## WRITTEN EXERCISE
Set down every entry again word for word, please, but skip the pictures.
-*-*-
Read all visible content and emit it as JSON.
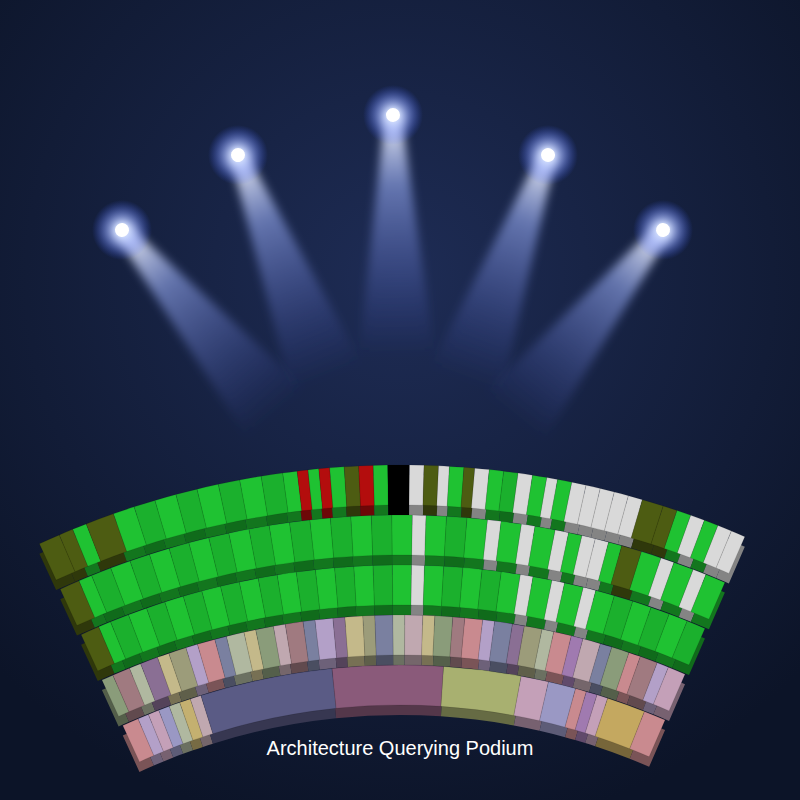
{
  "chart_data": {
    "type": "sunburst",
    "title": "Architecture Querying Podium",
    "xlim": [
      0,
      100
    ],
    "tick_labels": false,
    "series": [
      {
        "values": [
          3,
          2,
          2,
          4,
          3,
          3,
          3,
          3,
          3,
          3,
          3,
          3,
          2,
          1.5,
          1.5,
          1.5,
          2,
          2,
          2,
          2,
          3,
          2,
          2,
          1.5,
          2,
          1.5,
          2,
          2,
          2,
          2,
          2,
          1.5,
          2,
          2,
          2,
          2,
          2,
          2,
          3,
          2,
          2,
          2,
          2,
          2,
          2
        ],
        "colors": [
          "#4d5c12",
          "#4d5c12",
          "#1fc232",
          "#4d5c12",
          "#1fc232",
          "#1bb02d",
          "#1fc232",
          "#1bb02d",
          "#1fc232",
          "#1bb02d",
          "#1fc232",
          "#1bb02d",
          "#1fc232",
          "#b30d0d",
          "#1fc232",
          "#b30d0d",
          "#1fc232",
          "#4d5c12",
          "#b30d0d",
          "#1fc232",
          "#000000",
          "#d9d9d9",
          "#4d5c12",
          "#d9d9d9",
          "#1fc232",
          "#4d5c12",
          "#d9d9d9",
          "#1fc232",
          "#1bb02d",
          "#d9d9d9",
          "#1fc232",
          "#d9d9d9",
          "#1fc232",
          "#d9d9d9",
          "#d9d9d9",
          "#d9d9d9",
          "#d9d9d9",
          "#d9d9d9",
          "#4d5c12",
          "#4d5c12",
          "#1fc232",
          "#d9d9d9",
          "#1fc232",
          "#d9d9d9",
          "#d9d9d9"
        ]
      },
      {
        "values": [
          3,
          2,
          3,
          3,
          3,
          3,
          3,
          3,
          3,
          3,
          3,
          3,
          3,
          3,
          3,
          3,
          3,
          3,
          2,
          3,
          3,
          3,
          2,
          3,
          2,
          3,
          2,
          2,
          2,
          2,
          2,
          3,
          3,
          2,
          3,
          2,
          3
        ],
        "colors": [
          "#4d5c12",
          "#1fc232",
          "#1bb02d",
          "#1fc232",
          "#1bb02d",
          "#1fc232",
          "#1bb02d",
          "#1fc232",
          "#1bb02d",
          "#1fc232",
          "#1bb02d",
          "#1fc232",
          "#1bb02d",
          "#1fc232",
          "#1bb02d",
          "#1fc232",
          "#1bb02d",
          "#1fc232",
          "#d9d9d9",
          "#1fc232",
          "#1bb02d",
          "#1fc232",
          "#d9d9d9",
          "#1fc232",
          "#d9d9d9",
          "#1fc232",
          "#d9d9d9",
          "#1fc232",
          "#d9d9d9",
          "#d9d9d9",
          "#1fc232",
          "#4d5c12",
          "#1fc232",
          "#d9d9d9",
          "#1fc232",
          "#d9d9d9",
          "#1fc232"
        ]
      },
      {
        "values": [
          3,
          2,
          3,
          3,
          3,
          3,
          3,
          3,
          3,
          3,
          3,
          3,
          3,
          3,
          3,
          3,
          3,
          3,
          2,
          3,
          3,
          3,
          3,
          3,
          2,
          3,
          2,
          3,
          2,
          3,
          3,
          3,
          3,
          3,
          3
        ],
        "colors": [
          "#4d5c12",
          "#1fc232",
          "#1bb02d",
          "#1fc232",
          "#1bb02d",
          "#1fc232",
          "#1bb02d",
          "#1fc232",
          "#1bb02d",
          "#1fc232",
          "#1bb02d",
          "#1fc232",
          "#1bb02d",
          "#1fc232",
          "#1bb02d",
          "#1fc232",
          "#1bb02d",
          "#1fc232",
          "#d9d9d9",
          "#1fc232",
          "#1bb02d",
          "#1fc232",
          "#1bb02d",
          "#1fc232",
          "#d9d9d9",
          "#1fc232",
          "#d9d9d9",
          "#1fc232",
          "#d9d9d9",
          "#1fc232",
          "#1bb02d",
          "#1fc232",
          "#1bb02d",
          "#1fc232",
          "#1bb02d"
        ]
      },
      {
        "values": [
          2,
          3,
          2,
          3,
          2,
          3,
          2,
          3,
          2,
          3,
          2,
          3,
          2,
          3,
          2,
          3,
          2,
          3,
          2,
          3,
          2,
          3,
          2,
          3,
          2,
          3,
          2,
          3,
          2,
          3,
          2,
          3,
          2,
          3,
          2,
          3,
          2,
          3,
          2,
          3
        ],
        "colors": [
          "#8a9c7a",
          "#a07a80",
          "#b0b8a0",
          "#8a6f94",
          "#c4b98a",
          "#9c9c7a",
          "#b3a0c8",
          "#c98a8f",
          "#7a80a0",
          "#b0b8a0",
          "#c4b98a",
          "#8a9c7a",
          "#c0a8b0",
          "#a07a80",
          "#7a80a0",
          "#b3a0c8",
          "#8a6f94",
          "#c4b98a",
          "#9c9c7a",
          "#7a80a0",
          "#b0b8a0",
          "#c0a8b0",
          "#c4b98a",
          "#8a9c7a",
          "#a07a80",
          "#c98a8f",
          "#b3a0c8",
          "#7a80a0",
          "#8a6f94",
          "#9c9c7a",
          "#b0b8a0",
          "#c98a8f",
          "#a07ab0",
          "#c0a8b0",
          "#7a80a0",
          "#8a9c7a",
          "#c98a8f",
          "#a07a80",
          "#b3a0c8",
          "#c4a0b8"
        ]
      },
      {
        "values": [
          3,
          2,
          2,
          2,
          2,
          2,
          2,
          24,
          20,
          14,
          5,
          5,
          2,
          2,
          2,
          7,
          4
        ],
        "colors": [
          "#c98a8f",
          "#b3a0c8",
          "#c4a0b8",
          "#9a98c4",
          "#b0b8a0",
          "#c4b070",
          "#c0a8b0",
          "#5a5b85",
          "#8a5a7a",
          "#a8b070",
          "#c4a0b8",
          "#9a98c4",
          "#c98a8f",
          "#a07ab0",
          "#c4a0b8",
          "#c4a860",
          "#c98a8f"
        ]
      }
    ]
  }
}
-*-*-
## TASK RESULT
Read all visible content and emit it as JSON.
{
  "chart_data": {
    "type": "sunburst",
    "title": "Architecture Querying Podium",
    "xlim": [
      0,
      100
    ],
    "tick_labels": false,
    "series": [
      {
        "values": [
          3,
          2,
          2,
          4,
          3,
          3,
          3,
          3,
          3,
          3,
          3,
          3,
          2,
          1.5,
          1.5,
          1.5,
          2,
          2,
          2,
          2,
          3,
          2,
          2,
          1.5,
          2,
          1.5,
          2,
          2,
          2,
          2,
          2,
          1.5,
          2,
          2,
          2,
          2,
          2,
          2,
          3,
          2,
          2,
          2,
          2,
          2,
          2
        ],
        "colors": [
          "#4d5c12",
          "#4d5c12",
          "#1fc232",
          "#4d5c12",
          "#1fc232",
          "#1bb02d",
          "#1fc232",
          "#1bb02d",
          "#1fc232",
          "#1bb02d",
          "#1fc232",
          "#1bb02d",
          "#1fc232",
          "#b30d0d",
          "#1fc232",
          "#b30d0d",
          "#1fc232",
          "#4d5c12",
          "#b30d0d",
          "#1fc232",
          "#000000",
          "#d9d9d9",
          "#4d5c12",
          "#d9d9d9",
          "#1fc232",
          "#4d5c12",
          "#d9d9d9",
          "#1fc232",
          "#1bb02d",
          "#d9d9d9",
          "#1fc232",
          "#d9d9d9",
          "#1fc232",
          "#d9d9d9",
          "#d9d9d9",
          "#d9d9d9",
          "#d9d9d9",
          "#d9d9d9",
          "#4d5c12",
          "#4d5c12",
          "#1fc232",
          "#d9d9d9",
          "#1fc232",
          "#d9d9d9",
          "#d9d9d9"
        ]
      },
      {
        "values": [
          3,
          2,
          3,
          3,
          3,
          3,
          3,
          3,
          3,
          3,
          3,
          3,
          3,
          3,
          3,
          3,
          3,
          3,
          2,
          3,
          3,
          3,
          2,
          3,
          2,
          3,
          2,
          2,
          2,
          2,
          2,
          3,
          3,
          2,
          3,
          2,
          3
        ],
        "colors": [
          "#4d5c12",
          "#1fc232",
          "#1bb02d",
          "#1fc232",
          "#1bb02d",
          "#1fc232",
          "#1bb02d",
          "#1fc232",
          "#1bb02d",
          "#1fc232",
          "#1bb02d",
          "#1fc232",
          "#1bb02d",
          "#1fc232",
          "#1bb02d",
          "#1fc232",
          "#1bb02d",
          "#1fc232",
          "#d9d9d9",
          "#1fc232",
          "#1bb02d",
          "#1fc232",
          "#d9d9d9",
          "#1fc232",
          "#d9d9d9",
          "#1fc232",
          "#d9d9d9",
          "#1fc232",
          "#d9d9d9",
          "#d9d9d9",
          "#1fc232",
          "#4d5c12",
          "#1fc232",
          "#d9d9d9",
          "#1fc232",
          "#d9d9d9",
          "#1fc232"
        ]
      },
      {
        "values": [
          3,
          2,
          3,
          3,
          3,
          3,
          3,
          3,
          3,
          3,
          3,
          3,
          3,
          3,
          3,
          3,
          3,
          3,
          2,
          3,
          3,
          3,
          3,
          3,
          2,
          3,
          2,
          3,
          2,
          3,
          3,
          3,
          3,
          3,
          3
        ],
        "colors": [
          "#4d5c12",
          "#1fc232",
          "#1bb02d",
          "#1fc232",
          "#1bb02d",
          "#1fc232",
          "#1bb02d",
          "#1fc232",
          "#1bb02d",
          "#1fc232",
          "#1bb02d",
          "#1fc232",
          "#1bb02d",
          "#1fc232",
          "#1bb02d",
          "#1fc232",
          "#1bb02d",
          "#1fc232",
          "#d9d9d9",
          "#1fc232",
          "#1bb02d",
          "#1fc232",
          "#1bb02d",
          "#1fc232",
          "#d9d9d9",
          "#1fc232",
          "#d9d9d9",
          "#1fc232",
          "#d9d9d9",
          "#1fc232",
          "#1bb02d",
          "#1fc232",
          "#1bb02d",
          "#1fc232",
          "#1bb02d"
        ]
      },
      {
        "values": [
          2,
          3,
          2,
          3,
          2,
          3,
          2,
          3,
          2,
          3,
          2,
          3,
          2,
          3,
          2,
          3,
          2,
          3,
          2,
          3,
          2,
          3,
          2,
          3,
          2,
          3,
          2,
          3,
          2,
          3,
          2,
          3,
          2,
          3,
          2,
          3,
          2,
          3,
          2,
          3
        ],
        "colors": [
          "#8a9c7a",
          "#a07a80",
          "#b0b8a0",
          "#8a6f94",
          "#c4b98a",
          "#9c9c7a",
          "#b3a0c8",
          "#c98a8f",
          "#7a80a0",
          "#b0b8a0",
          "#c4b98a",
          "#8a9c7a",
          "#c0a8b0",
          "#a07a80",
          "#7a80a0",
          "#b3a0c8",
          "#8a6f94",
          "#c4b98a",
          "#9c9c7a",
          "#7a80a0",
          "#b0b8a0",
          "#c0a8b0",
          "#c4b98a",
          "#8a9c7a",
          "#a07a80",
          "#c98a8f",
          "#b3a0c8",
          "#7a80a0",
          "#8a6f94",
          "#9c9c7a",
          "#b0b8a0",
          "#c98a8f",
          "#a07ab0",
          "#c0a8b0",
          "#7a80a0",
          "#8a9c7a",
          "#c98a8f",
          "#a07a80",
          "#b3a0c8",
          "#c4a0b8"
        ]
      },
      {
        "values": [
          3,
          2,
          2,
          2,
          2,
          2,
          2,
          24,
          20,
          14,
          5,
          5,
          2,
          2,
          2,
          7,
          4
        ],
        "colors": [
          "#c98a8f",
          "#b3a0c8",
          "#c4a0b8",
          "#9a98c4",
          "#b0b8a0",
          "#c4b070",
          "#c0a8b0",
          "#5a5b85",
          "#8a5a7a",
          "#a8b070",
          "#c4a0b8",
          "#9a98c4",
          "#c98a8f",
          "#a07ab0",
          "#c4a0b8",
          "#c4a860",
          "#c98a8f"
        ]
      }
    ]
  }
}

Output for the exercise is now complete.